# [WRITTEN INSTRUCTION]
Select lines where the word "religious" appears.

# [PROVIDED MATERIAL]
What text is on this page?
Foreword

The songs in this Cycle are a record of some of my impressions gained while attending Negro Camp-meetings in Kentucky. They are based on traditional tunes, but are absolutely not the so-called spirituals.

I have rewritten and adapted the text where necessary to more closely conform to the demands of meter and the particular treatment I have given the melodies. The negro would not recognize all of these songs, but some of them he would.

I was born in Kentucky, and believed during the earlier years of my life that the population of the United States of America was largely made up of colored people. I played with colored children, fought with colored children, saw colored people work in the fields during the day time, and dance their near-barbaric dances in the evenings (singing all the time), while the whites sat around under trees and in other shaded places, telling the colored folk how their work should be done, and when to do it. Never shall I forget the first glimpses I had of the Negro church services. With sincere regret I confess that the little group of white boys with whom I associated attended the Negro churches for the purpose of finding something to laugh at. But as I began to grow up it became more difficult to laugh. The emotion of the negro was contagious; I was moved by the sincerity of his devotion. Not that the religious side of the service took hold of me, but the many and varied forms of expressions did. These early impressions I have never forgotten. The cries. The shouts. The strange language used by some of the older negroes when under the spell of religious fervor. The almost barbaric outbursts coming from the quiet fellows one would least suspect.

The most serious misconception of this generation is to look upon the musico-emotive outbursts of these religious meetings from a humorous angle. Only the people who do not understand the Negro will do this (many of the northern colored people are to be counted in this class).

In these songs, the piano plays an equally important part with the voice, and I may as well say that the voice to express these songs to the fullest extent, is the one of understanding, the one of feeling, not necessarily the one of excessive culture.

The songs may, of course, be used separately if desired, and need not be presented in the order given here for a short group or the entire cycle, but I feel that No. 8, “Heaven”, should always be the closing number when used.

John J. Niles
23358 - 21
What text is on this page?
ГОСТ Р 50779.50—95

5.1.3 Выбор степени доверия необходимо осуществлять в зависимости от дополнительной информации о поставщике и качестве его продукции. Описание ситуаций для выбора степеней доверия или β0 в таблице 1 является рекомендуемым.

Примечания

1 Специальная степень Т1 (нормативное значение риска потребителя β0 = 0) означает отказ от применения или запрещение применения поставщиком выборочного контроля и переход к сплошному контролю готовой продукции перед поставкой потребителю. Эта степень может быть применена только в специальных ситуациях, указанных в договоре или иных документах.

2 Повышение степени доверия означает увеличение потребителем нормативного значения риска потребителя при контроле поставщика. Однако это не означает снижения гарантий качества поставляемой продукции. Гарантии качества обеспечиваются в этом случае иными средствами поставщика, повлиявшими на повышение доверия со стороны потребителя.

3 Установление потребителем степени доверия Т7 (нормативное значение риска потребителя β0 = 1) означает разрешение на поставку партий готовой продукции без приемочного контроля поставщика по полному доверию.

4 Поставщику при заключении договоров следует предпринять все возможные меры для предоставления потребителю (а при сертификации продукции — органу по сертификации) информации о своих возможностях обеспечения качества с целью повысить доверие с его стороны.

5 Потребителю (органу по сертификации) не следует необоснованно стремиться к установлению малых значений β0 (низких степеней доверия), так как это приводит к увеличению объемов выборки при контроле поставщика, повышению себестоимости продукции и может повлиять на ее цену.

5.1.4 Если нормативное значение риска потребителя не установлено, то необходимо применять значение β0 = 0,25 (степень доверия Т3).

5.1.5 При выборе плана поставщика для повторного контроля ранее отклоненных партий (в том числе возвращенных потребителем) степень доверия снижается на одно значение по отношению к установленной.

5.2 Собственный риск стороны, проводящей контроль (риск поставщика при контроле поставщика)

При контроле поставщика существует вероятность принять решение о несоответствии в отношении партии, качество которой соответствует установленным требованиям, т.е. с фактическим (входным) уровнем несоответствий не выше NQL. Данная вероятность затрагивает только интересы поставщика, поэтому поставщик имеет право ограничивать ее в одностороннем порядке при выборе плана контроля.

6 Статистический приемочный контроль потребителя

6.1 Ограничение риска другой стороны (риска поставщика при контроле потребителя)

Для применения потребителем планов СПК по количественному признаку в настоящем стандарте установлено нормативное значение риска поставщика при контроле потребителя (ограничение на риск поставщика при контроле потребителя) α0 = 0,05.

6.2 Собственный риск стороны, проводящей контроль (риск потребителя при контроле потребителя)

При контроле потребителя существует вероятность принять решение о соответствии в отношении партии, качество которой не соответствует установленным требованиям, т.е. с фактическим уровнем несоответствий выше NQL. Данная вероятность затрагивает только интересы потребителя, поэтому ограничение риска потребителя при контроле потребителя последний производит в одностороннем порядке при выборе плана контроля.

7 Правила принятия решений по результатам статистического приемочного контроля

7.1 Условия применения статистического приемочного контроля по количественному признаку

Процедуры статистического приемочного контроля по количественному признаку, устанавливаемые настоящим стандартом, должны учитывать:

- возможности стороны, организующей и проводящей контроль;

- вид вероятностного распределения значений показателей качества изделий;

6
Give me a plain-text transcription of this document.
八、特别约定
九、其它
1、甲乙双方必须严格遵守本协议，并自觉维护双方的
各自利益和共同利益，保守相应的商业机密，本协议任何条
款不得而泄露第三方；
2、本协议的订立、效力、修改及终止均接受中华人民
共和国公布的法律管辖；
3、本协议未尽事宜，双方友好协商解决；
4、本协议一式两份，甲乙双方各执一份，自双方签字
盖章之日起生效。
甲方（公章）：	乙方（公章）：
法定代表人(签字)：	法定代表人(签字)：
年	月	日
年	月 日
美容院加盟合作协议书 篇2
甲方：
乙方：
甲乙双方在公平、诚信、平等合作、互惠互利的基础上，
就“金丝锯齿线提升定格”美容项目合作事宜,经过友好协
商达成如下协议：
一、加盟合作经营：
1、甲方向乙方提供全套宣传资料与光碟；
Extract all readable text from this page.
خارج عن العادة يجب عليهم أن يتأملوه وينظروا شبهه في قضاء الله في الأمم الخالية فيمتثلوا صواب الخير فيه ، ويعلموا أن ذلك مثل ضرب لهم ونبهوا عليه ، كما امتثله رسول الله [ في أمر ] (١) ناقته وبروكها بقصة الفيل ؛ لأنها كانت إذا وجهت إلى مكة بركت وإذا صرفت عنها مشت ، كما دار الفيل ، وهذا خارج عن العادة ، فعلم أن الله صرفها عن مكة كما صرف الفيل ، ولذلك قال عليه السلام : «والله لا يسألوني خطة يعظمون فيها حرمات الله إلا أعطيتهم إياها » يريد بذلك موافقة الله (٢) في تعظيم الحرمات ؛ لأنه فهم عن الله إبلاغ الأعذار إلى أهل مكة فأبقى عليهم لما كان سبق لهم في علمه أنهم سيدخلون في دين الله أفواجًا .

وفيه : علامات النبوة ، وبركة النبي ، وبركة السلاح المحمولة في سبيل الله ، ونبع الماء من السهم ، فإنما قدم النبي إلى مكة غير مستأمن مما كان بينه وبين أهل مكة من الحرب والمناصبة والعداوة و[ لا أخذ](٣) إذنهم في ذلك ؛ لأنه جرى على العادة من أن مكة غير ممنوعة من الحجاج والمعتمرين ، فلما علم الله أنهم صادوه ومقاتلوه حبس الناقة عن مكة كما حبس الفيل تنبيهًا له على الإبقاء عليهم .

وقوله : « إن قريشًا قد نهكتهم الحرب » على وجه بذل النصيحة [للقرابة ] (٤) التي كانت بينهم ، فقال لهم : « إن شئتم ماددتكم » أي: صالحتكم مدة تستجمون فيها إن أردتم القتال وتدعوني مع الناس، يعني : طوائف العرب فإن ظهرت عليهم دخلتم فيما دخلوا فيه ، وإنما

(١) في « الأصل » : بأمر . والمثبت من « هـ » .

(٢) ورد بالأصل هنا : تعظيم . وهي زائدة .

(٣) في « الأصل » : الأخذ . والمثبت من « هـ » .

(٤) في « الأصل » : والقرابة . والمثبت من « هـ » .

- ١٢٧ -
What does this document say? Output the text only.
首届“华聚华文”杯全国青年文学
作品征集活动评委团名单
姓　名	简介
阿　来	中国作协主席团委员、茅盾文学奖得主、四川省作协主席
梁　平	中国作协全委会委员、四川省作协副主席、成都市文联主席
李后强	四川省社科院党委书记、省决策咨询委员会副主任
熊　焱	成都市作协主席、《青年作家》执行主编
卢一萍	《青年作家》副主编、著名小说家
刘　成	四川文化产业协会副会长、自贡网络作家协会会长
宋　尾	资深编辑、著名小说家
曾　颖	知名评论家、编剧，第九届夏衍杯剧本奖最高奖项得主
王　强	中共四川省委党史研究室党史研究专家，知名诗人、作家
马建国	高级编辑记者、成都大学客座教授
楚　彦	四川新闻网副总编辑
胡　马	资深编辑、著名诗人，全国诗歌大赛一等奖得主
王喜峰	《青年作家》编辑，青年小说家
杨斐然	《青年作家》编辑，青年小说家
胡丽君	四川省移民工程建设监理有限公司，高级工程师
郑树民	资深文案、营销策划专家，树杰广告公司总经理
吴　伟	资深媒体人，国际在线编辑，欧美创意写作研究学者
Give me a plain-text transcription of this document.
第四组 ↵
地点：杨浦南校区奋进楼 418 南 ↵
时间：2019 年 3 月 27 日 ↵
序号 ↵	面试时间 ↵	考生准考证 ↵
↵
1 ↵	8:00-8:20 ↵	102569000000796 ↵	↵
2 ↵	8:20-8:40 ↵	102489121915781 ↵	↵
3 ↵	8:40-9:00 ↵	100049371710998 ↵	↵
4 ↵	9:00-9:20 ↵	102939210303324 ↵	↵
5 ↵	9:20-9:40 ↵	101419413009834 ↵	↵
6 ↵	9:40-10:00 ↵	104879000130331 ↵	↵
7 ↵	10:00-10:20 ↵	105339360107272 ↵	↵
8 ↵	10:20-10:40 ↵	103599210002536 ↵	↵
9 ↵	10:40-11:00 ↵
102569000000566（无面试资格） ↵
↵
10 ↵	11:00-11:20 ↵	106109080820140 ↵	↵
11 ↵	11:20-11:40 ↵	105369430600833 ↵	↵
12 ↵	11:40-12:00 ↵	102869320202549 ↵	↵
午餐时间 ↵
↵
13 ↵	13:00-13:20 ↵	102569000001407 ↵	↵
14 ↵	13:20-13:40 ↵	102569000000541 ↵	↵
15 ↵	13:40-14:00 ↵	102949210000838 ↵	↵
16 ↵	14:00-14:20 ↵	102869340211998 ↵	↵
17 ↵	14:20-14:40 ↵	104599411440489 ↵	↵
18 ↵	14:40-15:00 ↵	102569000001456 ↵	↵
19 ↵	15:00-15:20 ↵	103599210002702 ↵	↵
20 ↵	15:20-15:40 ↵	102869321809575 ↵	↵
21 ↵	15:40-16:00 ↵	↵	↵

# [RESULT OF THE TASK]
I was born in Kentucky, and believed during the earlier years of my life that the population of the United States of America was largely made up of colored people. I played with colored children, fought with colored children, saw colored people work in the fields during the day time, and dance their near-barbaric dances in the evenings (singing all the time), while the whites sat around under trees and in other shaded places, telling the colored folk how their work should be done, and when to do it. Never shall I forget the first glimpses I had of the Negro church services. With sincere regret I confess that the little group of white boys with whom I associated attended the Negro churches for the purpose of finding something to laugh at. But as I began to grow up it became more difficult to laugh. The emotion of the negro was contagious; I was moved by the sincerity of his devotion. Not that the religious side of the service took hold of me, but the many and varied forms of expressions did. These early impressions I have never forgotten. The cries. The shouts. The strange language used by some of the older negroes when under the spell of religious fervor. The almost barbaric outbursts coming from the quiet fellows one would least suspect.
The most serious misconception of this generation is to look upon the musico-emotive outbursts of these religious meetings from a humorous angle. Only the people who do not understand the Negro will do this (many of the northern colored people are to be counted in this class).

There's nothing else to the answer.